**DIRECTIONS FOR THIS TASK:**
Write out the records word for word, with no pictures.
-- Begin DATA FOR THIS EXERCISE --
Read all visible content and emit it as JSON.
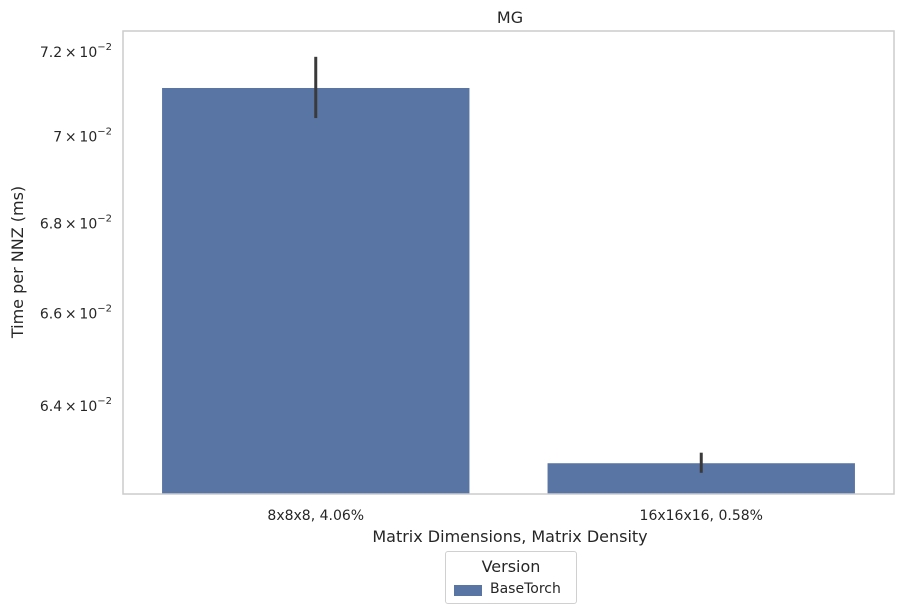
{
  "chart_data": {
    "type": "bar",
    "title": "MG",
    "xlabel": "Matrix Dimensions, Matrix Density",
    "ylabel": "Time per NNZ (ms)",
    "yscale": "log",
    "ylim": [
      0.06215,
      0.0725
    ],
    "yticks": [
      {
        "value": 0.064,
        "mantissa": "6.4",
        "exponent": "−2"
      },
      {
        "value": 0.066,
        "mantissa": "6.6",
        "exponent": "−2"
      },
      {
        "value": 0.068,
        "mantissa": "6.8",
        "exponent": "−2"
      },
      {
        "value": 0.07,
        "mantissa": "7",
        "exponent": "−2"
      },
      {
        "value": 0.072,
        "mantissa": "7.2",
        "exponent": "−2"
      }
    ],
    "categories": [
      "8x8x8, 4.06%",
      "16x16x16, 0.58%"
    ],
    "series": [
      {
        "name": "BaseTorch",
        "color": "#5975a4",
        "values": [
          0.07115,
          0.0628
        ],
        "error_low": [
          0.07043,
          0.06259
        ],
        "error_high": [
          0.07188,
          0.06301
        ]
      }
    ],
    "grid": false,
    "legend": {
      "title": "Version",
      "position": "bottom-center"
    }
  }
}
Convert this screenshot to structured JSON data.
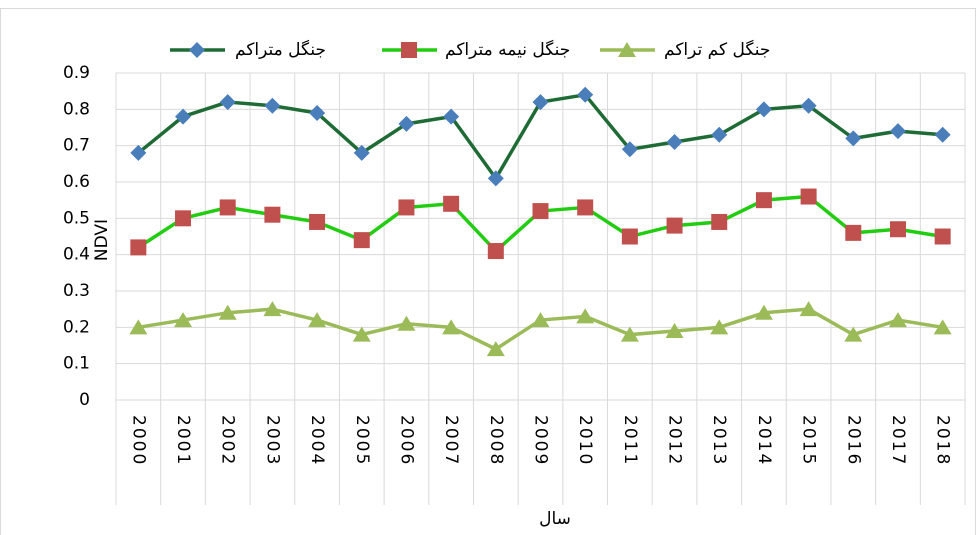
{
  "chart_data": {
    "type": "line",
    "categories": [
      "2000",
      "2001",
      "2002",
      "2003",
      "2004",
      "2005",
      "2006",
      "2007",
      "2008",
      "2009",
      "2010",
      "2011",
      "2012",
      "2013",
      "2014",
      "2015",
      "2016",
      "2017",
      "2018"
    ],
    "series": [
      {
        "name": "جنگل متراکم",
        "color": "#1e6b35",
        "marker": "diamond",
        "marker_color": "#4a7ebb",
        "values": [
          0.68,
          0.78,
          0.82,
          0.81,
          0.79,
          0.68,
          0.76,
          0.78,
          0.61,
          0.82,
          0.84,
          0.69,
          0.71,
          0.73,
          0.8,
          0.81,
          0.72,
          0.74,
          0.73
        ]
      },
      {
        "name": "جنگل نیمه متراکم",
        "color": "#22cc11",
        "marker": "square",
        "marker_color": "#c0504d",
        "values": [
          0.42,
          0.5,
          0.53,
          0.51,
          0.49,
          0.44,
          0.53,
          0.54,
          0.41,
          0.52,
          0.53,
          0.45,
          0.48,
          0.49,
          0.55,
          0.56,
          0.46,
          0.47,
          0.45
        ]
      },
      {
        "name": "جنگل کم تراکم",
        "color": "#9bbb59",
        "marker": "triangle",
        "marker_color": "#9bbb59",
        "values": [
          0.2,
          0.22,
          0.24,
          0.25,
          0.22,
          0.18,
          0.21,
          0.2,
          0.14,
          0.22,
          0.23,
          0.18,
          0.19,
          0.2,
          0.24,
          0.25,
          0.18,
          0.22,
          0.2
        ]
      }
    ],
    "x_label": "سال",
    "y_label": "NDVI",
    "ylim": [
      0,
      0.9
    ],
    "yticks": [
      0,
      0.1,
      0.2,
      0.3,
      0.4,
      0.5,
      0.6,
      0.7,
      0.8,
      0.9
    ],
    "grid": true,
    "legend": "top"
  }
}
-- End DATA FOR THIS EXERCISE --
**WRITTEN RESPONSE:**
Read all visible content and emit it as JSON.
{
  "chart_data": {
    "type": "bar",
    "title": "MG",
    "xlabel": "Matrix Dimensions, Matrix Density",
    "ylabel": "Time per NNZ (ms)",
    "yscale": "log",
    "ylim": [
      0.06215,
      0.0725
    ],
    "yticks": [
      {
        "value": 0.064,
        "mantissa": "6.4",
        "exponent": "−2"
      },
      {
        "value": 0.066,
        "mantissa": "6.6",
        "exponent": "−2"
      },
      {
        "value": 0.068,
        "mantissa": "6.8",
        "exponent": "−2"
      },
      {
        "value": 0.07,
        "mantissa": "7",
        "exponent": "−2"
      },
      {
        "value": 0.072,
        "mantissa": "7.2",
        "exponent": "−2"
      }
    ],
    "categories": [
      "8x8x8, 4.06%",
      "16x16x16, 0.58%"
    ],
    "series": [
      {
        "name": "BaseTorch",
        "color": "#5975a4",
        "values": [
          0.07115,
          0.0628
        ],
        "error_low": [
          0.07043,
          0.06259
        ],
        "error_high": [
          0.07188,
          0.06301
        ]
      }
    ],
    "grid": false,
    "legend": {
      "title": "Version",
      "position": "bottom-center"
    }
  }
}
Convert this screenshot to structured JSON data.
{
  "chart_data": {
    "type": "line",
    "categories": [
      "2000",
      "2001",
      "2002",
      "2003",
      "2004",
      "2005",
      "2006",
      "2007",
      "2008",
      "2009",
      "2010",
      "2011",
      "2012",
      "2013",
      "2014",
      "2015",
      "2016",
      "2017",
      "2018"
    ],
    "series": [
      {
        "name": "جنگل متراکم",
        "color": "#1e6b35",
        "marker": "diamond",
        "marker_color": "#4a7ebb",
        "values": [
          0.68,
          0.78,
          0.82,
          0.81,
          0.79,
          0.68,
          0.76,
          0.78,
          0.61,
          0.82,
          0.84,
          0.69,
          0.71,
          0.73,
          0.8,
          0.81,
          0.72,
          0.74,
          0.73
        ]
      },
      {
        "name": "جنگل نیمه متراکم",
        "color": "#22cc11",
        "marker": "square",
        "marker_color": "#c0504d",
        "values": [
          0.42,
          0.5,
          0.53,
          0.51,
          0.49,
          0.44,
          0.53,
          0.54,
          0.41,
          0.52,
          0.53,
          0.45,
          0.48,
          0.49,
          0.55,
          0.56,
          0.46,
          0.47,
          0.45
        ]
      },
      {
        "name": "جنگل کم تراکم",
        "color": "#9bbb59",
        "marker": "triangle",
        "marker_color": "#9bbb59",
        "values": [
          0.2,
          0.22,
          0.24,
          0.25,
          0.22,
          0.18,
          0.21,
          0.2,
          0.14,
          0.22,
          0.23,
          0.18,
          0.19,
          0.2,
          0.24,
          0.25,
          0.18,
          0.22,
          0.2
        ]
      }
    ],
    "x_label": "سال",
    "y_label": "NDVI",
    "ylim": [
      0,
      0.9
    ],
    "yticks": [
      0,
      0.1,
      0.2,
      0.3,
      0.4,
      0.5,
      0.6,
      0.7,
      0.8,
      0.9
    ],
    "grid": true,
    "legend": "top"
  }
}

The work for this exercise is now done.